Data entries:
----------------------------------------

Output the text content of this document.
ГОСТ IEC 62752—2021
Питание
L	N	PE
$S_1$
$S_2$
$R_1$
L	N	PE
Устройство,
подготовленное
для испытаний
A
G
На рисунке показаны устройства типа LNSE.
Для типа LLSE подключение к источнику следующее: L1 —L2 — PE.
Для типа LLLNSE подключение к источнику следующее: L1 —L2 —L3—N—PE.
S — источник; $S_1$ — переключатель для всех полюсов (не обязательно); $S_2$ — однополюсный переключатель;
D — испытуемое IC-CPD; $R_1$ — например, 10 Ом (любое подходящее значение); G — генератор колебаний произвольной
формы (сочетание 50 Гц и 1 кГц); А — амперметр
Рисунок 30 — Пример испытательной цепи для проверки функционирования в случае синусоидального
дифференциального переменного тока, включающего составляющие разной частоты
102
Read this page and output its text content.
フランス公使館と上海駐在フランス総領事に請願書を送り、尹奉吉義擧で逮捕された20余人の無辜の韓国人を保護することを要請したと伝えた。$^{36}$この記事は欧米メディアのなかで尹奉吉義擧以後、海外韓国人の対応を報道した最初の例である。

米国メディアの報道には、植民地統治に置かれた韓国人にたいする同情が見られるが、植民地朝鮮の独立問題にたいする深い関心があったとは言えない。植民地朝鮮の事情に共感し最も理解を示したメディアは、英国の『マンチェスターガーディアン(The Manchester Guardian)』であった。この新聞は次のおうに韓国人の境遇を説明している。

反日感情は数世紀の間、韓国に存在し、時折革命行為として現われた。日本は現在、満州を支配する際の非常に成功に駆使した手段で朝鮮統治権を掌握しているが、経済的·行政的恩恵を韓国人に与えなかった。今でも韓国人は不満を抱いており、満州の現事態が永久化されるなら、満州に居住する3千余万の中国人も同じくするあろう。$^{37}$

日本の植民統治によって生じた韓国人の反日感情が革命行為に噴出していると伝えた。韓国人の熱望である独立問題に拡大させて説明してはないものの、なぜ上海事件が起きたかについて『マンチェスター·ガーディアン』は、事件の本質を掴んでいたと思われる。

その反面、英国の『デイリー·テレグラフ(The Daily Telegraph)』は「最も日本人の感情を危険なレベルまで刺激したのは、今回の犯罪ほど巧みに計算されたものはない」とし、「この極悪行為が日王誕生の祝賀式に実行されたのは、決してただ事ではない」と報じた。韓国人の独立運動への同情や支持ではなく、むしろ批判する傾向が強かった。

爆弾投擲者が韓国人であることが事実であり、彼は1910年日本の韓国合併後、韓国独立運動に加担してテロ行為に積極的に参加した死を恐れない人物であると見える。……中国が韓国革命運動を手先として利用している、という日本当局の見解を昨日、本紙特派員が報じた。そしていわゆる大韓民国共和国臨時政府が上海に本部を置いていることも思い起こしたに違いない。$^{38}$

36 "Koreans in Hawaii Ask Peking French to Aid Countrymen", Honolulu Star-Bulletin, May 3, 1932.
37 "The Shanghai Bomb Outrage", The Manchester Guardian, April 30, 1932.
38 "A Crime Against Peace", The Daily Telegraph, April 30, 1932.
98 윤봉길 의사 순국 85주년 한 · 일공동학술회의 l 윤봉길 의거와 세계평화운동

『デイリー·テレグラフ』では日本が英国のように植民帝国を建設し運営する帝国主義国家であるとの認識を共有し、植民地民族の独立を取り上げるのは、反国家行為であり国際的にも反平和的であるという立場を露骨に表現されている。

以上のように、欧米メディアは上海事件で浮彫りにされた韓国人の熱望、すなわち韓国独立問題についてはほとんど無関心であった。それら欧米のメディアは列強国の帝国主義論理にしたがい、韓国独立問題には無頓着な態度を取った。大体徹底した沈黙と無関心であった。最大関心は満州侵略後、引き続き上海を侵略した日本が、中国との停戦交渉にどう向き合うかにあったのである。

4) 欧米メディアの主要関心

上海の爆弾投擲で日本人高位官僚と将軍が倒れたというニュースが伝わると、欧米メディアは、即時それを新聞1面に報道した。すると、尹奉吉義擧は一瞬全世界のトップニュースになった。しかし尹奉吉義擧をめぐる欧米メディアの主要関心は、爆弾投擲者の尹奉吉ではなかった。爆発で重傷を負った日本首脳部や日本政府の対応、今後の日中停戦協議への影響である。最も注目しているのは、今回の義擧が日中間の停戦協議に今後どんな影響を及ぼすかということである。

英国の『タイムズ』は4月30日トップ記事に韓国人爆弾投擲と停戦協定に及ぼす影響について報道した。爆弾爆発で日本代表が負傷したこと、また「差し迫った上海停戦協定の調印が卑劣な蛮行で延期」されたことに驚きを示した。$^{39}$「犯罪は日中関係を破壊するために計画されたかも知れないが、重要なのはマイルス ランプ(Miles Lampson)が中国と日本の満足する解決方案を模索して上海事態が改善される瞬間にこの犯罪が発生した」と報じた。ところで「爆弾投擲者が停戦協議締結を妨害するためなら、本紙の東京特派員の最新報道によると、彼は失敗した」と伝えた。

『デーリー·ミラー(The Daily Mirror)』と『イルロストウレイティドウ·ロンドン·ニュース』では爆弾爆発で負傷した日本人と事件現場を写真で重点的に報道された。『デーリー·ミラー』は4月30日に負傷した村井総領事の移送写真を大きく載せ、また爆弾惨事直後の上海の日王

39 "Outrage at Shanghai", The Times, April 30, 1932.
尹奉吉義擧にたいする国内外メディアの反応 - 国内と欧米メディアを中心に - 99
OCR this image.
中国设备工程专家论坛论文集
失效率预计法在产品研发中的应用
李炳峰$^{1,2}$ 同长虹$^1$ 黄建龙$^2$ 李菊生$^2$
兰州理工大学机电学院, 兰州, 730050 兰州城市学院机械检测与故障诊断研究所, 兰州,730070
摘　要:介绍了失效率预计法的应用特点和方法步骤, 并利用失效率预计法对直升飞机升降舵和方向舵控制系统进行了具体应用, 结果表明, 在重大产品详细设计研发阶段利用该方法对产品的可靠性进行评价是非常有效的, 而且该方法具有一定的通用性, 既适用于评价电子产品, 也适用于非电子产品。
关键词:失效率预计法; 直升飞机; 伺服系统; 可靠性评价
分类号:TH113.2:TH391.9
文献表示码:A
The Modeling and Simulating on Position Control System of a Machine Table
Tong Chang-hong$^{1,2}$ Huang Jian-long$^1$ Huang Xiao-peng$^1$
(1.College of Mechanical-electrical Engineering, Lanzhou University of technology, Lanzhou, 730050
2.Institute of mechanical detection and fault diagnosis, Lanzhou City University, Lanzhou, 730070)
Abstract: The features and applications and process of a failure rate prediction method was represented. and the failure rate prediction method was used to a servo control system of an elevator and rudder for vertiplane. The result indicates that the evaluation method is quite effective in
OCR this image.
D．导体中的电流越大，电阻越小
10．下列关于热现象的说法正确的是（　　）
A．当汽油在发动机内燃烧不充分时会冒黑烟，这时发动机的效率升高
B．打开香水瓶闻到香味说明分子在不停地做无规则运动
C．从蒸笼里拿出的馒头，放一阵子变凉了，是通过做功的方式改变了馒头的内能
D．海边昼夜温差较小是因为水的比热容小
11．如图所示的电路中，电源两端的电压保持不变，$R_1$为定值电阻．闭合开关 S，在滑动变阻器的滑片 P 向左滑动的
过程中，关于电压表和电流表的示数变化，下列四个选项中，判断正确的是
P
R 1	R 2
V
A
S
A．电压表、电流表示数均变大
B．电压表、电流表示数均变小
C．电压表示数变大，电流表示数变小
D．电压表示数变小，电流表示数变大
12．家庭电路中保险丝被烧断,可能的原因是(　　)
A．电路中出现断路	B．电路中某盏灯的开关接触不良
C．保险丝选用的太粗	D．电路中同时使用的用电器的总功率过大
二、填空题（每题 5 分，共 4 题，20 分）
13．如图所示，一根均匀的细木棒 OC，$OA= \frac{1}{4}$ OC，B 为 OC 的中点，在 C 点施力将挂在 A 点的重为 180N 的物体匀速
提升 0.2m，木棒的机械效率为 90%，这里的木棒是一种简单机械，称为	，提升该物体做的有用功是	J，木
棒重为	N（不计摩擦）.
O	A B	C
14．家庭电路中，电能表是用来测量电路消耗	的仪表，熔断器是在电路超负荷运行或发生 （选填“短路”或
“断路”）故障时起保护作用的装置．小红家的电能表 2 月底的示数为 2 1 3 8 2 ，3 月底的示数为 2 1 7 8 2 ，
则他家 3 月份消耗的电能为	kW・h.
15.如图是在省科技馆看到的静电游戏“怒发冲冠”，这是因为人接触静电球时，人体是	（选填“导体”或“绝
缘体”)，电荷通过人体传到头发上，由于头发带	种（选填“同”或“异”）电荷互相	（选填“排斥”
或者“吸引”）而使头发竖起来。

----------------------------------------

WORK REQUIRED: Pull every line holding "Lanzhou" out of the records.

FINISHED ANSWER:
(1.College of Mechanical-electrical Engineering, Lanzhou University of technology, Lanzhou, 730050
2.Institute of mechanical detection and fault diagnosis, Lanzhou City University, Lanzhou, 730070)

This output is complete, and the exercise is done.